▶ **Listing**:
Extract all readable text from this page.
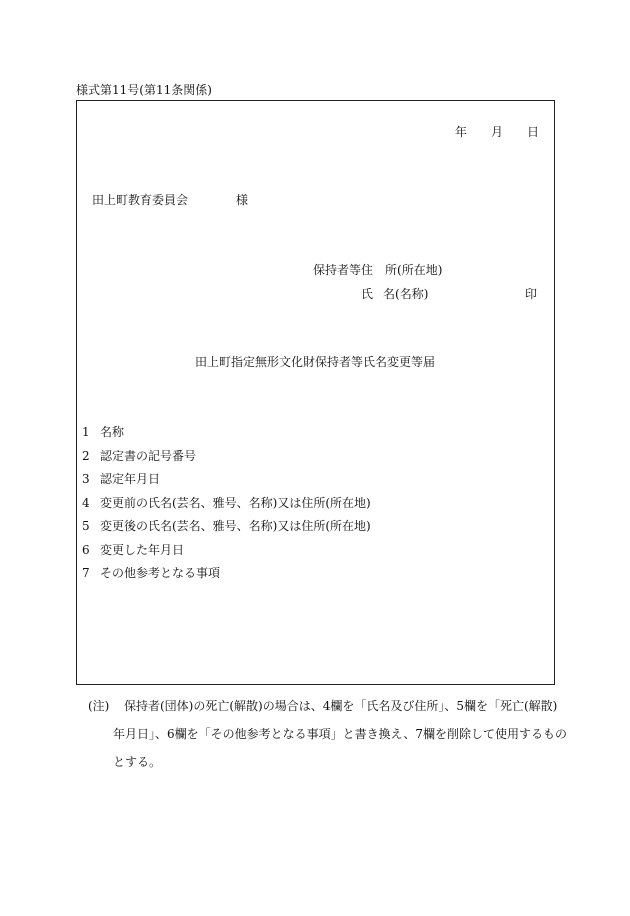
様式第11号(第11条関係)
年	月	日
田上町教育委員会	様
保持者等住　所(所在地)
氏 名(名称)	印
田上町指定無形文化財保持者等氏名変更等届
1 名称
2 認定書の記号番号
3 認定年月日
4 変更前の氏名(芸名、雅号、名称)又は住所(所在地)
5 変更後の氏名(芸名、雅号、名称)又は住所(所在地)
6 変更した年月日
7 その他参考となる事項
(注) 保持者(団体)の死亡(解散)の場合は、4欄を「氏名及び住所」、5欄を「死亡(解散)
年月日」、6欄を「その他参考となる事項」と書き換え、7欄を削除して使用するもの
とする。
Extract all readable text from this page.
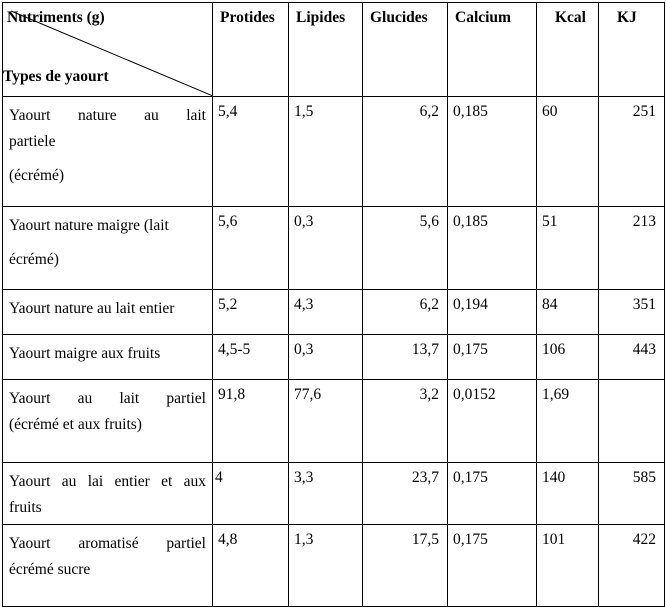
Nutriments (g)
Types de yaourt	Protides	Lipides	Glucides	Calcium	Kcal	KJ

Yaourt nature au lait
partiele
(écrémé)	5,4	1,5	6,2	0,185	60	251

Yaourt nature maigre (lait
écrémé)	5,6	0,3	5,6	0,185	51	213

Yaourt nature au lait entier	5,2	4,3	6,2	0,194	84	351

Yaourt maigre aux fruits	4,5-5	0,3	13,7	0,175	106	443

Yaourt au lait partiel
(écrémé et aux fruits)	91,8	77,6	3,2	0,0152	1,69	

Yaourt au lai entier et aux
fruits	4	3,3	23,7	0,175	140	585

Yaourt aromatisé partiel
écrémé sucre	4,8	1,3	17,5	0,175	101	422
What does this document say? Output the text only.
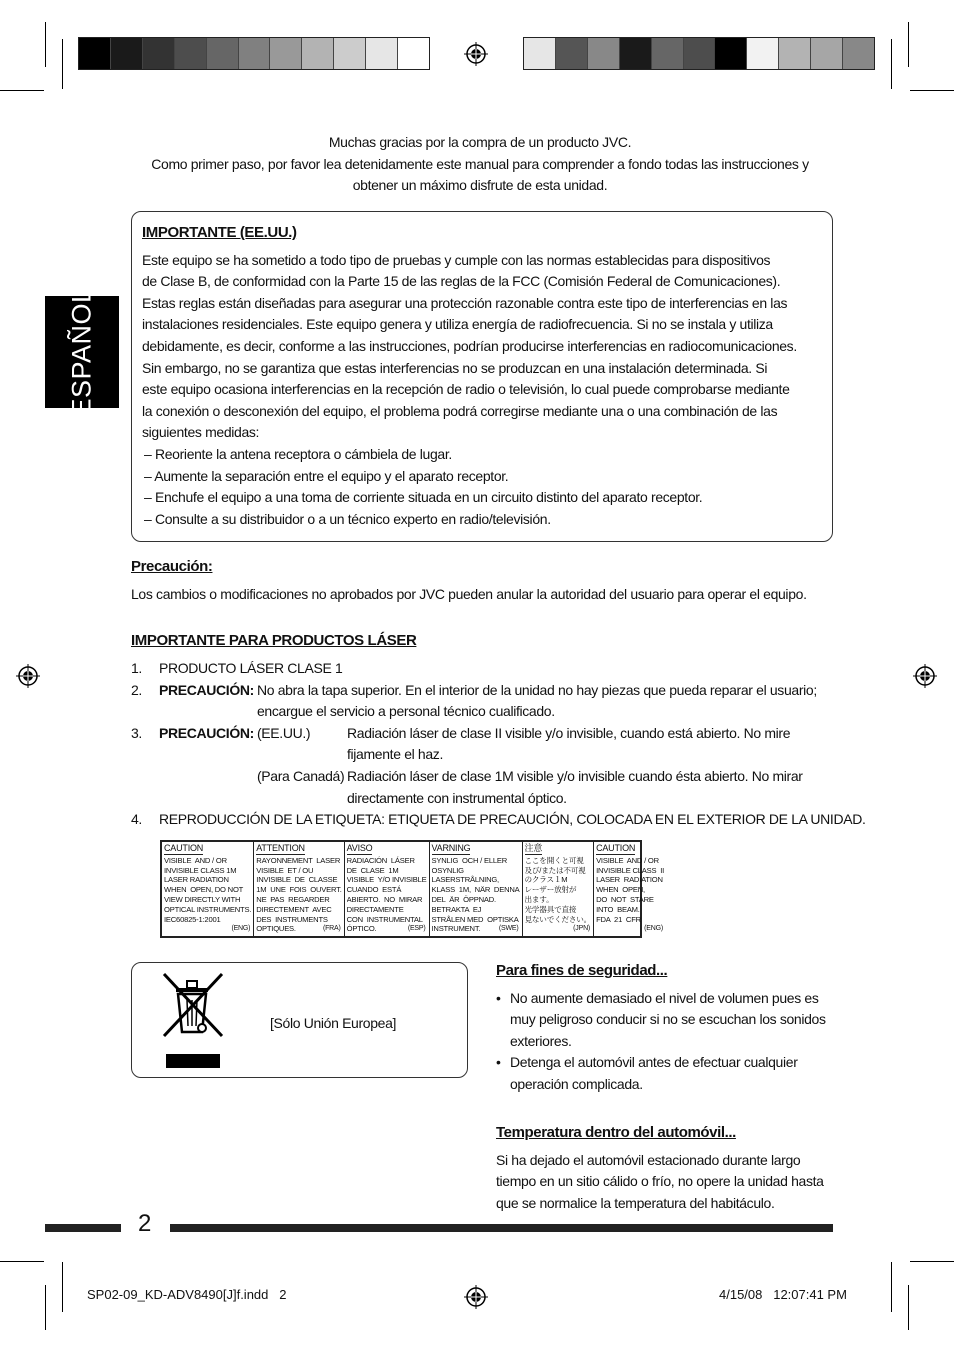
ESPAÑOL
Muchas gracias por la compra de un producto JVC.
Como primer paso, por favor lea detenidamente este manual para comprender a fondo todas las instrucciones y
obtener un máximo disfrute de esta unidad.
IMPORTANTE (EE.UU.)
Este equipo se ha sometido a todo tipo de pruebas y cumple con las normas establecidas para dispositivos
de Clase B, de conformidad con la Parte 15 de las reglas de la FCC (Comisión Federal de Comunicaciones).
Estas reglas están diseñadas para asegurar una protección razonable contra este tipo de interferencias en las
instalaciones residenciales. Este equipo genera y utiliza energía de radiofrecuencia. Si no se instala y utiliza
debidamente, es decir, conforme a las instrucciones, podrían producirse interferencias en radiocomunicaciones.
Sin embargo, no se garantiza que estas interferencias no se produzcan en una instalación determinada. Si
este equipo ocasiona interferencias en la recepción de radio o televisión, lo cual puede comprobarse mediante
la conexión o desconexión del equipo, el problema podrá corregirse mediante una o una combinación de las
siguientes medidas:
– Reoriente la antena receptora o cámbiela de lugar.
– Aumente la separación entre el equipo y el aparato receptor.
– Enchufe el equipo a una toma de corriente situada en un circuito distinto del aparato receptor.
– Consulte a su distribuidor o a un técnico experto en radio/televisión.
Precaución:
Los cambios o modificaciones no aprobados por JVC pueden anular la autoridad del usuario para operar el equipo.
IMPORTANTE PARA PRODUCTOS LÁSER
1. PRODUCTO LÁSER CLASE 1
2. PRECAUCIÓN: No abra la tapa superior. En el interior de la unidad no hay piezas que pueda reparar el usuario;
encargue el servicio a personal técnico cualificado.
3. PRECAUCIÓN: (EE.UU.)	Radiación láser de clase II visible y/o invisible, cuando está abierto. No mire
fijamente el haz.
(Para Canadá) Radiación láser de clase 1M visible y/o invisible cuando ésta abierto. No mirar
directamente con instrumental óptico.
4. REPRODUCCIÓN DE LA ETIQUETA: ETIQUETA DE PRECAUCIÓN, COLOCADA EN EL EXTERIOR DE LA UNIDAD.
CAUTION
VISIBLE  AND / OR
INVISIBLE CLASS 1M
LASER RADIATION
WHEN  OPEN, DO NOT
VIEW DIRECTLY WITH
OPTICAL INSTRUMENTS.
IEC60825-1:2001
(ENG)
ATTENTION
RAYONNEMENT  LASER
VISIBLE  ET / OU
INVISIBLE  DE  CLASSE
1M  UNE  FOIS  OUVERT.
NE  PAS  REGARDER
DIRECTEMENT  AVEC
DES  INSTRUMENTS
OPTIQUES.	(FRA)
AVISO
RADIACIÓN  LÁSER
DE  CLASE  1M
VISIBLE  Y/O INVISIBLE
CUANDO  ESTÁ
ABIERTO.  NO  MIRAR
DIRECTAMENTE
CON  INSTRUMENTAL
ÓPTICO.	(ESP)
VARNING
SYNLIG  OCH / ELLER
OSYNLIG
LASERSTRÅLNING,
KLASS  1M,  NÄR  DENNA
DEL  ÄR  ÖPPNAD.
BETRAKTA  EJ
STRÅLEN MED  OPTISKA
INSTRUMENT.	(SWE)
注意
ここを開くと可視
及び/または不可視
のクラス１M
レーザー放射が
出ます。
光学器具で直接
見ないでください。
(JPN)
CAUTION
VISIBLE  AND / OR
INVISIBLE CLASS  II
LASER  RADIATION
WHEN  OPEN,
DO  NOT  STARE
INTO  BEAM.
FDA  21  CFR
(ENG)
[Sólo Unión Europea]
Para fines de seguridad...
• No aumente demasiado el nivel de volumen pues es
muy peligroso conducir si no se escuchan los sonidos
exteriores.
• Detenga el automóvil antes de efectuar cualquier
operación complicada.
Temperatura dentro del automóvil...
Si ha dejado el automóvil estacionado durante largo
tiempo en un sitio cálido o frío, no opere la unidad hasta
que se normalice la temperatura del habitáculo.
2
SP02-09_KD-ADV8490[J]f.indd   2	4/15/08   12:07:41 PM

▶ **Given request**: Transcribe every record above exactly, leaving out the pictures.

▶ **Task response**:
Extract all readable text from this page.
様式第11号(第11条関係)
年	月	日
田上町教育委員会	様
保持者等住　所(所在地)
氏 名(名称)	印
田上町指定無形文化財保持者等氏名変更等届
1 名称
2 認定書の記号番号
3 認定年月日
4 変更前の氏名(芸名、雅号、名称)又は住所(所在地)
5 変更後の氏名(芸名、雅号、名称)又は住所(所在地)
6 変更した年月日
7 その他参考となる事項
(注) 保持者(団体)の死亡(解散)の場合は、4欄を「氏名及び住所」、5欄を「死亡(解散)
年月日」、6欄を「その他参考となる事項」と書き換え、7欄を削除して使用するもの
とする。
Extract all readable text from this page.
Nutriments (g)
Types de yaourt	Protides	Lipides	Glucides	Calcium	Kcal	KJ

Yaourt nature au lait
partiele
(écrémé)	5,4	1,5	6,2	0,185	60	251

Yaourt nature maigre (lait
écrémé)	5,6	0,3	5,6	0,185	51	213

Yaourt nature au lait entier	5,2	4,3	6,2	0,194	84	351

Yaourt maigre aux fruits	4,5-5	0,3	13,7	0,175	106	443

Yaourt au lait partiel
(écrémé et aux fruits)	91,8	77,6	3,2	0,0152	1,69	

Yaourt au lai entier et aux
fruits	4	3,3	23,7	0,175	140	585

Yaourt aromatisé partiel
écrémé sucre	4,8	1,3	17,5	0,175	101	422
What does this document say? Output the text only.
ESPAÑOL
Muchas gracias por la compra de un producto JVC.
Como primer paso, por favor lea detenidamente este manual para comprender a fondo todas las instrucciones y
obtener un máximo disfrute de esta unidad.
IMPORTANTE (EE.UU.)
Este equipo se ha sometido a todo tipo de pruebas y cumple con las normas establecidas para dispositivos
de Clase B, de conformidad con la Parte 15 de las reglas de la FCC (Comisión Federal de Comunicaciones).
Estas reglas están diseñadas para asegurar una protección razonable contra este tipo de interferencias en las
instalaciones residenciales. Este equipo genera y utiliza energía de radiofrecuencia. Si no se instala y utiliza
debidamente, es decir, conforme a las instrucciones, podrían producirse interferencias en radiocomunicaciones.
Sin embargo, no se garantiza que estas interferencias no se produzcan en una instalación determinada. Si
este equipo ocasiona interferencias en la recepción de radio o televisión, lo cual puede comprobarse mediante
la conexión o desconexión del equipo, el problema podrá corregirse mediante una o una combinación de las
siguientes medidas:
– Reoriente la antena receptora o cámbiela de lugar.
– Aumente la separación entre el equipo y el aparato receptor.
– Enchufe el equipo a una toma de corriente situada en un circuito distinto del aparato receptor.
– Consulte a su distribuidor o a un técnico experto en radio/televisión.
Precaución:
Los cambios o modificaciones no aprobados por JVC pueden anular la autoridad del usuario para operar el equipo.
IMPORTANTE PARA PRODUCTOS LÁSER
1. PRODUCTO LÁSER CLASE 1
2. PRECAUCIÓN: No abra la tapa superior. En el interior de la unidad no hay piezas que pueda reparar el usuario;
encargue el servicio a personal técnico cualificado.
3. PRECAUCIÓN: (EE.UU.)	Radiación láser de clase II visible y/o invisible, cuando está abierto. No mire
fijamente el haz.
(Para Canadá) Radiación láser de clase 1M visible y/o invisible cuando ésta abierto. No mirar
directamente con instrumental óptico.
4. REPRODUCCIÓN DE LA ETIQUETA: ETIQUETA DE PRECAUCIÓN, COLOCADA EN EL EXTERIOR DE LA UNIDAD.
CAUTION
VISIBLE  AND / OR
INVISIBLE CLASS 1M
LASER RADIATION
WHEN  OPEN, DO NOT
VIEW DIRECTLY WITH
OPTICAL INSTRUMENTS.
IEC60825-1:2001
(ENG)
ATTENTION
RAYONNEMENT  LASER
VISIBLE  ET / OU
INVISIBLE  DE  CLASSE
1M  UNE  FOIS  OUVERT.
NE  PAS  REGARDER
DIRECTEMENT  AVEC
DES  INSTRUMENTS
OPTIQUES.	(FRA)
AVISO
RADIACIÓN  LÁSER
DE  CLASE  1M
VISIBLE  Y/O INVISIBLE
CUANDO  ESTÁ
ABIERTO.  NO  MIRAR
DIRECTAMENTE
CON  INSTRUMENTAL
ÓPTICO.	(ESP)
VARNING
SYNLIG  OCH / ELLER
OSYNLIG
LASERSTRÅLNING,
KLASS  1M,  NÄR  DENNA
DEL  ÄR  ÖPPNAD.
BETRAKTA  EJ
STRÅLEN MED  OPTISKA
INSTRUMENT.	(SWE)
注意
ここを開くと可視
及び/または不可視
のクラス１M
レーザー放射が
出ます。
光学器具で直接
見ないでください。
(JPN)
CAUTION
VISIBLE  AND / OR
INVISIBLE CLASS  II
LASER  RADIATION
WHEN  OPEN,
DO  NOT  STARE
INTO  BEAM.
FDA  21  CFR
(ENG)
[Sólo Unión Europea]
Para fines de seguridad...
• No aumente demasiado el nivel de volumen pues es
muy peligroso conducir si no se escuchan los sonidos
exteriores.
• Detenga el automóvil antes de efectuar cualquier
operación complicada.
Temperatura dentro del automóvil...
Si ha dejado el automóvil estacionado durante largo
tiempo en un sitio cálido o frío, no opere la unidad hasta
que se normalice la temperatura del habitáculo.
2
SP02-09_KD-ADV8490[J]f.indd   2	4/15/08   12:07:41 PM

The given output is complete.